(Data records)
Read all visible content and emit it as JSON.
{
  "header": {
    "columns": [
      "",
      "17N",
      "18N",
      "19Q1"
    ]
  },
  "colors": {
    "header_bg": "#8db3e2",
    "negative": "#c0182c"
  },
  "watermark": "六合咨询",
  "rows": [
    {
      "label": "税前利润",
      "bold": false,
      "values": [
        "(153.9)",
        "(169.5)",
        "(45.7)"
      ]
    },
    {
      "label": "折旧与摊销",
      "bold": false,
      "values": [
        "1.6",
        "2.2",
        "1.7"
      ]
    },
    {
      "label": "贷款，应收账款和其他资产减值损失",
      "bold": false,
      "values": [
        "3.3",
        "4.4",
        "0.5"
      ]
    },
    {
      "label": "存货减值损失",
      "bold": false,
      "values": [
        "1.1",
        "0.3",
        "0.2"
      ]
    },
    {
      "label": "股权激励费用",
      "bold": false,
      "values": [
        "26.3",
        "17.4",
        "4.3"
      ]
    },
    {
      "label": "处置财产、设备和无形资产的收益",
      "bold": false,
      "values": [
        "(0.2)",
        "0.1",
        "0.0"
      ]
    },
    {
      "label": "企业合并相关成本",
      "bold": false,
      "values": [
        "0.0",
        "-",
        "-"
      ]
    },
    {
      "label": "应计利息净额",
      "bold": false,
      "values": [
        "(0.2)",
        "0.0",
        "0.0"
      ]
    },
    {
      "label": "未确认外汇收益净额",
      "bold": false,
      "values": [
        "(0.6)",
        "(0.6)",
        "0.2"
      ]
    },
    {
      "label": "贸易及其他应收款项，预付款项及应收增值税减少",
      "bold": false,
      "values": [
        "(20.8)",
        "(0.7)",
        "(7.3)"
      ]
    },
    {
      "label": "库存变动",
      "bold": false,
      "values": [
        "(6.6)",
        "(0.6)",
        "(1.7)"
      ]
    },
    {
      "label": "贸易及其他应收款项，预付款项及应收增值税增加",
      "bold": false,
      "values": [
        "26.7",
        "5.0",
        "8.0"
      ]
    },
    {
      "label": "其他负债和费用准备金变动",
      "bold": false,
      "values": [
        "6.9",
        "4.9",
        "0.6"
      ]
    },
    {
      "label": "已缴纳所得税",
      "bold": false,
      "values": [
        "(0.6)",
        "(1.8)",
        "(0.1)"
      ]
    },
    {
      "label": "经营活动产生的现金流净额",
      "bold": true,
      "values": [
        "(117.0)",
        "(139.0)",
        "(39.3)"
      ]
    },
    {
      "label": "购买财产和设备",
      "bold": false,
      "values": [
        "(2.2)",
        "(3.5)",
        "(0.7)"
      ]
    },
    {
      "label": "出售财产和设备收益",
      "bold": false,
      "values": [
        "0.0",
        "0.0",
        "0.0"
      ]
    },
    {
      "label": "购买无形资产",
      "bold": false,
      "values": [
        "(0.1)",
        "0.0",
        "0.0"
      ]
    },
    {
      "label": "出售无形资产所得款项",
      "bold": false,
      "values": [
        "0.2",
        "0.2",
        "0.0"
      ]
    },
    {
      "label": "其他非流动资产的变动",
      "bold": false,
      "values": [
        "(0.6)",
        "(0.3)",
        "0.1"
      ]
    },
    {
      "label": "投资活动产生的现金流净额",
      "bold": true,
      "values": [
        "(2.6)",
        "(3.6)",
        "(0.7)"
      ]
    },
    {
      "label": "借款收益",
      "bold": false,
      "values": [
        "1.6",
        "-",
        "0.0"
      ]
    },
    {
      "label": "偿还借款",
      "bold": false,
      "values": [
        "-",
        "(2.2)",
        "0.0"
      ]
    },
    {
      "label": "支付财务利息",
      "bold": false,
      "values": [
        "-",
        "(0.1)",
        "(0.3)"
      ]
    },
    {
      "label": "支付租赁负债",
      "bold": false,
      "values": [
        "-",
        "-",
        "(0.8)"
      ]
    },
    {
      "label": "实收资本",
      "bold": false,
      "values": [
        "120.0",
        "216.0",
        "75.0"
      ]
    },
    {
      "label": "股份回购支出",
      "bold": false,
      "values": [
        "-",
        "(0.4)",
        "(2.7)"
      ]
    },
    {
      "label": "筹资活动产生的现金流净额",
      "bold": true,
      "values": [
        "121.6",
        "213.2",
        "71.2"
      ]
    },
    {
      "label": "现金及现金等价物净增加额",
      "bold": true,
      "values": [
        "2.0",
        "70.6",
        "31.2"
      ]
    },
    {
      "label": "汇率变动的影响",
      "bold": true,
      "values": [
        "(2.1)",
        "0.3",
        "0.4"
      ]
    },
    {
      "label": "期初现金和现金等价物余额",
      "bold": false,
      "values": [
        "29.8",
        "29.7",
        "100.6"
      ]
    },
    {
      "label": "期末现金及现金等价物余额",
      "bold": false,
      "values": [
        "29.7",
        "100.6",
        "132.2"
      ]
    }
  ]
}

EXERCISE DETAILS ->
Note how many lines of the material contain the string "贸易及其他应收款项". Then report that number by itself.

RESULT BELOW ->
2